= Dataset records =

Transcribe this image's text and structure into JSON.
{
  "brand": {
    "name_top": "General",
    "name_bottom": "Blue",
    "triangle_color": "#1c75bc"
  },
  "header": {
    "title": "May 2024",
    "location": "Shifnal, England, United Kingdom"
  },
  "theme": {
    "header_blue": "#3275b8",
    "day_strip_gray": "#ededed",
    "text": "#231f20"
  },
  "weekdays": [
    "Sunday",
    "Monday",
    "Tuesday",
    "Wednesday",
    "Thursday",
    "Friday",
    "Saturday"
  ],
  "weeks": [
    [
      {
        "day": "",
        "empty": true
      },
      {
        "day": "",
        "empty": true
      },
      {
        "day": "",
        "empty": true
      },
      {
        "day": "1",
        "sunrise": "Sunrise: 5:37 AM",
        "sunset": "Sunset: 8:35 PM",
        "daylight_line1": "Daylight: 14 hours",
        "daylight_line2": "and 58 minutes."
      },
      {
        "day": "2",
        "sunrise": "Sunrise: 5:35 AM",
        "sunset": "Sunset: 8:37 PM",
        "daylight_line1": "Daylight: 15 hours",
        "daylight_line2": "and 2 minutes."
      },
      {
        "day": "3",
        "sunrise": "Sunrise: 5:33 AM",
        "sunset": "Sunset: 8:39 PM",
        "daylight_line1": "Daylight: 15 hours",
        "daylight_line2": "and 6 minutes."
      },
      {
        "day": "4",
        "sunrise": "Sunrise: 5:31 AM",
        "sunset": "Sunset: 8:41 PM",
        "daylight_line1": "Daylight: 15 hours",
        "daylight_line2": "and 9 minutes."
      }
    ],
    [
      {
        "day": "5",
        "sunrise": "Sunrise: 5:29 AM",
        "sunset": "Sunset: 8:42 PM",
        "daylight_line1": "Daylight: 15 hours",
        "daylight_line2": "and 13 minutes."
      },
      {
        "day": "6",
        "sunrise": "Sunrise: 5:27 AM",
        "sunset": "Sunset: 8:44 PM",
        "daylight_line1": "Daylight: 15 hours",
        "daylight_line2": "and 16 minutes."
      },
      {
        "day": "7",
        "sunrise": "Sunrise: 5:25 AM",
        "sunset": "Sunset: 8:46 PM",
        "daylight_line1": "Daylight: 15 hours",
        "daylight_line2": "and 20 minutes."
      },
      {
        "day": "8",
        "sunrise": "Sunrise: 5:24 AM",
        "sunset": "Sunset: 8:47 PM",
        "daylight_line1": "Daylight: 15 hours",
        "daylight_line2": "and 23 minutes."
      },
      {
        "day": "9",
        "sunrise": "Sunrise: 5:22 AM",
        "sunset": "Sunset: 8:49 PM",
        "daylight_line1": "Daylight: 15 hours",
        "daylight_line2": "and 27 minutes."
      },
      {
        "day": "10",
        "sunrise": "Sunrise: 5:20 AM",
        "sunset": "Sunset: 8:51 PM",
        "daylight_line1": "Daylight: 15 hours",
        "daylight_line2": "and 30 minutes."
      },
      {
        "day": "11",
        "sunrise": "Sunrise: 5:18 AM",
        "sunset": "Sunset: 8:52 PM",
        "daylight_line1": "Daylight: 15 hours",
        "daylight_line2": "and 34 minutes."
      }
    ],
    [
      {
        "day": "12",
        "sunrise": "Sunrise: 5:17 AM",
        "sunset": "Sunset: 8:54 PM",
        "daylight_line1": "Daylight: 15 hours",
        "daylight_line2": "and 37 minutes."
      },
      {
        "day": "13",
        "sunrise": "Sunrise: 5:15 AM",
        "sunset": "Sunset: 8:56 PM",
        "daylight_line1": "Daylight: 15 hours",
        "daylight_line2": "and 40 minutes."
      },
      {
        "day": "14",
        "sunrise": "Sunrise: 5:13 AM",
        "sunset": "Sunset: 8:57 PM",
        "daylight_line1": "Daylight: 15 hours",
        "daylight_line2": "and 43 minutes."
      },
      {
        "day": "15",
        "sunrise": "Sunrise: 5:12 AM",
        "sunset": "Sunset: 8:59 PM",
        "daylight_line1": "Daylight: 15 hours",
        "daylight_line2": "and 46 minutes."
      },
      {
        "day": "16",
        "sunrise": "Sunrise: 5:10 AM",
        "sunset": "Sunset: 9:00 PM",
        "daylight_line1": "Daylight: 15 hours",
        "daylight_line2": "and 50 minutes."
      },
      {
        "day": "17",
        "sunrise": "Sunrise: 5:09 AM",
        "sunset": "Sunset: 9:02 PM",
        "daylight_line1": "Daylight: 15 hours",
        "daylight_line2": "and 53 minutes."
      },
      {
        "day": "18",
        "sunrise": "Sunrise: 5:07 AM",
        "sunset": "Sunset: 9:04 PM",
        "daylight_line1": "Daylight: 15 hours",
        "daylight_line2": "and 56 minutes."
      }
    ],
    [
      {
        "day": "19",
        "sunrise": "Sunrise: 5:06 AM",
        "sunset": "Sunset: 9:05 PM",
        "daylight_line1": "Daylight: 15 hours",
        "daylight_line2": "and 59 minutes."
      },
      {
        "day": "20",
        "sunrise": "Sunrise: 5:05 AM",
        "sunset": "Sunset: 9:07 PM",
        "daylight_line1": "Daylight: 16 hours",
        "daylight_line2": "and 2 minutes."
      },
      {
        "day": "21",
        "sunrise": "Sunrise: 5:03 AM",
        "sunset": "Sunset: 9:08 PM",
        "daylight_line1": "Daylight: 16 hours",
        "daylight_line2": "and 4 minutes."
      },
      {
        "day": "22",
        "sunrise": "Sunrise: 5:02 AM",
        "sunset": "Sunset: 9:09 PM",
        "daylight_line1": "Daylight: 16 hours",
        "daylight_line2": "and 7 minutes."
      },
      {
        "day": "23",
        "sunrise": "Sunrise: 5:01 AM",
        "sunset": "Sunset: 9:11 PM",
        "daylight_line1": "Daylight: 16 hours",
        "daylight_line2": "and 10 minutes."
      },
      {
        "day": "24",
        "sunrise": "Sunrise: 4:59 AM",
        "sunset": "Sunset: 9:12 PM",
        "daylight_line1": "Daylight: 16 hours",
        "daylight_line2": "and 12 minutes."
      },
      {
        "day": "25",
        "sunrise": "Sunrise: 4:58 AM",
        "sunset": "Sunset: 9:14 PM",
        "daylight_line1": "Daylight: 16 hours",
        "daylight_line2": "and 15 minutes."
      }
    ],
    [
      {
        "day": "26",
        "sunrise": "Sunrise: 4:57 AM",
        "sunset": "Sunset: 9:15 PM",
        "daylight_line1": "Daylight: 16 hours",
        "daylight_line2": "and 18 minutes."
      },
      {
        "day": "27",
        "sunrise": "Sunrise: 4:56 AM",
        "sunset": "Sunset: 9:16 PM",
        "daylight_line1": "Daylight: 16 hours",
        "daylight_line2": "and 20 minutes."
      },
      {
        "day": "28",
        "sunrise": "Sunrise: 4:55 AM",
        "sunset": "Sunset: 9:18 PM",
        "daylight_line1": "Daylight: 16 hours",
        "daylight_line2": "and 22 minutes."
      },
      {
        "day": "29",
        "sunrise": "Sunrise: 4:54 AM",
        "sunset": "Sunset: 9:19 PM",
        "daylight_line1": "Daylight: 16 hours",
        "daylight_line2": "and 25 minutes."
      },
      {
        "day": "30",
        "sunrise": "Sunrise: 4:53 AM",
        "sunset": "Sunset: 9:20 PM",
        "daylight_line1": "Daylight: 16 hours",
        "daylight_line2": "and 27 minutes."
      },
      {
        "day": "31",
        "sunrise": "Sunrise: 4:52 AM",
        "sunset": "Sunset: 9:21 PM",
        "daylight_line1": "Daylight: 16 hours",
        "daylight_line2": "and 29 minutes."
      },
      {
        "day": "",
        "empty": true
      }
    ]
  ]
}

= Short problem =
Write the listing out again, exactly as it reads.

= Exercise response =
Transcribe this image's text and structure into JSON.
{
  "brand": {
    "name_top": "General",
    "name_bottom": "Blue",
    "triangle_color": "#1c75bc"
  },
  "header": {
    "title": "May 2024",
    "location": "Shifnal, England, United Kingdom"
  },
  "theme": {
    "header_blue": "#3275b8",
    "day_strip_gray": "#ededed",
    "text": "#231f20"
  },
  "weekdays": [
    "Sunday",
    "Monday",
    "Tuesday",
    "Wednesday",
    "Thursday",
    "Friday",
    "Saturday"
  ],
  "weeks": [
    [
      {
        "day": "",
        "empty": true
      },
      {
        "day": "",
        "empty": true
      },
      {
        "day": "",
        "empty": true
      },
      {
        "day": "1",
        "sunrise": "Sunrise: 5:37 AM",
        "sunset": "Sunset: 8:35 PM",
        "daylight_line1": "Daylight: 14 hours",
        "daylight_line2": "and 58 minutes."
      },
      {
        "day": "2",
        "sunrise": "Sunrise: 5:35 AM",
        "sunset": "Sunset: 8:37 PM",
        "daylight_line1": "Daylight: 15 hours",
        "daylight_line2": "and 2 minutes."
      },
      {
        "day": "3",
        "sunrise": "Sunrise: 5:33 AM",
        "sunset": "Sunset: 8:39 PM",
        "daylight_line1": "Daylight: 15 hours",
        "daylight_line2": "and 6 minutes."
      },
      {
        "day": "4",
        "sunrise": "Sunrise: 5:31 AM",
        "sunset": "Sunset: 8:41 PM",
        "daylight_line1": "Daylight: 15 hours",
        "daylight_line2": "and 9 minutes."
      }
    ],
    [
      {
        "day": "5",
        "sunrise": "Sunrise: 5:29 AM",
        "sunset": "Sunset: 8:42 PM",
        "daylight_line1": "Daylight: 15 hours",
        "daylight_line2": "and 13 minutes."
      },
      {
        "day": "6",
        "sunrise": "Sunrise: 5:27 AM",
        "sunset": "Sunset: 8:44 PM",
        "daylight_line1": "Daylight: 15 hours",
        "daylight_line2": "and 16 minutes."
      },
      {
        "day": "7",
        "sunrise": "Sunrise: 5:25 AM",
        "sunset": "Sunset: 8:46 PM",
        "daylight_line1": "Daylight: 15 hours",
        "daylight_line2": "and 20 minutes."
      },
      {
        "day": "8",
        "sunrise": "Sunrise: 5:24 AM",
        "sunset": "Sunset: 8:47 PM",
        "daylight_line1": "Daylight: 15 hours",
        "daylight_line2": "and 23 minutes."
      },
      {
        "day": "9",
        "sunrise": "Sunrise: 5:22 AM",
        "sunset": "Sunset: 8:49 PM",
        "daylight_line1": "Daylight: 15 hours",
        "daylight_line2": "and 27 minutes."
      },
      {
        "day": "10",
        "sunrise": "Sunrise: 5:20 AM",
        "sunset": "Sunset: 8:51 PM",
        "daylight_line1": "Daylight: 15 hours",
        "daylight_line2": "and 30 minutes."
      },
      {
        "day": "11",
        "sunrise": "Sunrise: 5:18 AM",
        "sunset": "Sunset: 8:52 PM",
        "daylight_line1": "Daylight: 15 hours",
        "daylight_line2": "and 34 minutes."
      }
    ],
    [
      {
        "day": "12",
        "sunrise": "Sunrise: 5:17 AM",
        "sunset": "Sunset: 8:54 PM",
        "daylight_line1": "Daylight: 15 hours",
        "daylight_line2": "and 37 minutes."
      },
      {
        "day": "13",
        "sunrise": "Sunrise: 5:15 AM",
        "sunset": "Sunset: 8:56 PM",
        "daylight_line1": "Daylight: 15 hours",
        "daylight_line2": "and 40 minutes."
      },
      {
        "day": "14",
        "sunrise": "Sunrise: 5:13 AM",
        "sunset": "Sunset: 8:57 PM",
        "daylight_line1": "Daylight: 15 hours",
        "daylight_line2": "and 43 minutes."
      },
      {
        "day": "15",
        "sunrise": "Sunrise: 5:12 AM",
        "sunset": "Sunset: 8:59 PM",
        "daylight_line1": "Daylight: 15 hours",
        "daylight_line2": "and 46 minutes."
      },
      {
        "day": "16",
        "sunrise": "Sunrise: 5:10 AM",
        "sunset": "Sunset: 9:00 PM",
        "daylight_line1": "Daylight: 15 hours",
        "daylight_line2": "and 50 minutes."
      },
      {
        "day": "17",
        "sunrise": "Sunrise: 5:09 AM",
        "sunset": "Sunset: 9:02 PM",
        "daylight_line1": "Daylight: 15 hours",
        "daylight_line2": "and 53 minutes."
      },
      {
        "day": "18",
        "sunrise": "Sunrise: 5:07 AM",
        "sunset": "Sunset: 9:04 PM",
        "daylight_line1": "Daylight: 15 hours",
        "daylight_line2": "and 56 minutes."
      }
    ],
    [
      {
        "day": "19",
        "sunrise": "Sunrise: 5:06 AM",
        "sunset": "Sunset: 9:05 PM",
        "daylight_line1": "Daylight: 15 hours",
        "daylight_line2": "and 59 minutes."
      },
      {
        "day": "20",
        "sunrise": "Sunrise: 5:05 AM",
        "sunset": "Sunset: 9:07 PM",
        "daylight_line1": "Daylight: 16 hours",
        "daylight_line2": "and 2 minutes."
      },
      {
        "day": "21",
        "sunrise": "Sunrise: 5:03 AM",
        "sunset": "Sunset: 9:08 PM",
        "daylight_line1": "Daylight: 16 hours",
        "daylight_line2": "and 4 minutes."
      },
      {
        "day": "22",
        "sunrise": "Sunrise: 5:02 AM",
        "sunset": "Sunset: 9:09 PM",
        "daylight_line1": "Daylight: 16 hours",
        "daylight_line2": "and 7 minutes."
      },
      {
        "day": "23",
        "sunrise": "Sunrise: 5:01 AM",
        "sunset": "Sunset: 9:11 PM",
        "daylight_line1": "Daylight: 16 hours",
        "daylight_line2": "and 10 minutes."
      },
      {
        "day": "24",
        "sunrise": "Sunrise: 4:59 AM",
        "sunset": "Sunset: 9:12 PM",
        "daylight_line1": "Daylight: 16 hours",
        "daylight_line2": "and 12 minutes."
      },
      {
        "day": "25",
        "sunrise": "Sunrise: 4:58 AM",
        "sunset": "Sunset: 9:14 PM",
        "daylight_line1": "Daylight: 16 hours",
        "daylight_line2": "and 15 minutes."
      }
    ],
    [
      {
        "day": "26",
        "sunrise": "Sunrise: 4:57 AM",
        "sunset": "Sunset: 9:15 PM",
        "daylight_line1": "Daylight: 16 hours",
        "daylight_line2": "and 18 minutes."
      },
      {
        "day": "27",
        "sunrise": "Sunrise: 4:56 AM",
        "sunset": "Sunset: 9:16 PM",
        "daylight_line1": "Daylight: 16 hours",
        "daylight_line2": "and 20 minutes."
      },
      {
        "day": "28",
        "sunrise": "Sunrise: 4:55 AM",
        "sunset": "Sunset: 9:18 PM",
        "daylight_line1": "Daylight: 16 hours",
        "daylight_line2": "and 22 minutes."
      },
      {
        "day": "29",
        "sunrise": "Sunrise: 4:54 AM",
        "sunset": "Sunset: 9:19 PM",
        "daylight_line1": "Daylight: 16 hours",
        "daylight_line2": "and 25 minutes."
      },
      {
        "day": "30",
        "sunrise": "Sunrise: 4:53 AM",
        "sunset": "Sunset: 9:20 PM",
        "daylight_line1": "Daylight: 16 hours",
        "daylight_line2": "and 27 minutes."
      },
      {
        "day": "31",
        "sunrise": "Sunrise: 4:52 AM",
        "sunset": "Sunset: 9:21 PM",
        "daylight_line1": "Daylight: 16 hours",
        "daylight_line2": "and 29 minutes."
      },
      {
        "day": "",
        "empty": true
      }
    ]
  ]
}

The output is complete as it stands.